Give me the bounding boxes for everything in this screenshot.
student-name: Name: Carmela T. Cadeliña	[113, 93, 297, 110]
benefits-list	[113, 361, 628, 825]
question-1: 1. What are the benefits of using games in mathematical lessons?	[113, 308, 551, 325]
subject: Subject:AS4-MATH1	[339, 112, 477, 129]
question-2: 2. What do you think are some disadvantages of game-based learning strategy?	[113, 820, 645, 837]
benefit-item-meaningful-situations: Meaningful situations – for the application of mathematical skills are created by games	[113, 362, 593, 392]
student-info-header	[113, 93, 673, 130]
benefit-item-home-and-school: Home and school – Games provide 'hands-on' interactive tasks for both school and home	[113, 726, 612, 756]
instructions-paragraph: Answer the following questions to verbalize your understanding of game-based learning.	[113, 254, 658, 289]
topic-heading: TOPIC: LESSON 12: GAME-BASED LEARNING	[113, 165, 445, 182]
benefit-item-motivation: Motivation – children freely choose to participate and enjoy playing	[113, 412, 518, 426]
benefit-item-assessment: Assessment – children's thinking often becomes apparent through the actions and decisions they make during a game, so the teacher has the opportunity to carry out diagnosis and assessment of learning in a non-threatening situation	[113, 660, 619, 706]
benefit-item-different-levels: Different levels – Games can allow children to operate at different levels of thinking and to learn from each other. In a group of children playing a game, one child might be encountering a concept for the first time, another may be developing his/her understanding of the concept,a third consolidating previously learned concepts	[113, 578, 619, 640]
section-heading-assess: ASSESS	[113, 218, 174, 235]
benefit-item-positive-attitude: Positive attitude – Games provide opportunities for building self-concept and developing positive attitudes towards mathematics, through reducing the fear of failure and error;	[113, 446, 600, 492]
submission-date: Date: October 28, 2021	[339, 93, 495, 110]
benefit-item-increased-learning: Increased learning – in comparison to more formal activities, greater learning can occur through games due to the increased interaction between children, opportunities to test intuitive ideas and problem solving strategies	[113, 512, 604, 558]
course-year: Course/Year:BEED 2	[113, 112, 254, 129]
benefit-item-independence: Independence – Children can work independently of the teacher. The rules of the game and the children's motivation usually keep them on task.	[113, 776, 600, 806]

- **TASK INSTRUCTIONS**
Copy out the entire listing above again, line by line, keeping every character and number unchanged.

- **SOLUTION TO THE PROBLEM**
Give me the bounding boxes for everything in this screenshot.
student-name: Name: Carmela T. Cadeliña	[113, 93, 297, 110]
benefits-list	[113, 361, 628, 825]
question-1: 1. What are the benefits of using games in mathematical lessons?	[113, 308, 551, 325]
subject: Subject:AS4-MATH1	[339, 112, 477, 129]
question-2: 2. What do you think are some disadvantages of game-based learning strategy?	[113, 820, 645, 837]
benefit-item-meaningful-situations: Meaningful situations – for the application of mathematical skills are created by games	[113, 362, 593, 392]
student-info-header	[113, 93, 673, 130]
benefit-item-home-and-school: Home and school – Games provide 'hands-on' interactive tasks for both school and home	[113, 726, 612, 756]
instructions-paragraph: Answer the following questions to verbalize your understanding of game-based learning.	[113, 254, 658, 289]
topic-heading: TOPIC: LESSON 12: GAME-BASED LEARNING	[113, 165, 445, 182]
benefit-item-motivation: Motivation – children freely choose to participate and enjoy playing	[113, 412, 518, 426]
benefit-item-assessment: Assessment – children's thinking often becomes apparent through the actions and decisions they make during a game, so the teacher has the opportunity to carry out diagnosis and assessment of learning in a non-threatening situation	[113, 660, 619, 706]
benefit-item-different-levels: Different levels – Games can allow children to operate at different levels of thinking and to learn from each other. In a group of children playing a game, one child might be encountering a concept for the first time, another may be developing his/her understanding of the concept,a third consolidating previously learned concepts	[113, 578, 619, 640]
section-heading-assess: ASSESS	[113, 218, 174, 235]
benefit-item-positive-attitude: Positive attitude – Games provide opportunities for building self-concept and developing positive attitudes towards mathematics, through reducing the fear of failure and error;	[113, 446, 600, 492]
submission-date: Date: October 28, 2021	[339, 93, 495, 110]
benefit-item-increased-learning: Increased learning – in comparison to more formal activities, greater learning can occur through games due to the increased interaction between children, opportunities to test intuitive ideas and problem solving strategies	[113, 512, 604, 558]
course-year: Course/Year:BEED 2	[113, 112, 254, 129]
benefit-item-independence: Independence – Children can work independently of the teacher. The rules of the game and the children's motivation usually keep them on task.	[113, 776, 600, 806]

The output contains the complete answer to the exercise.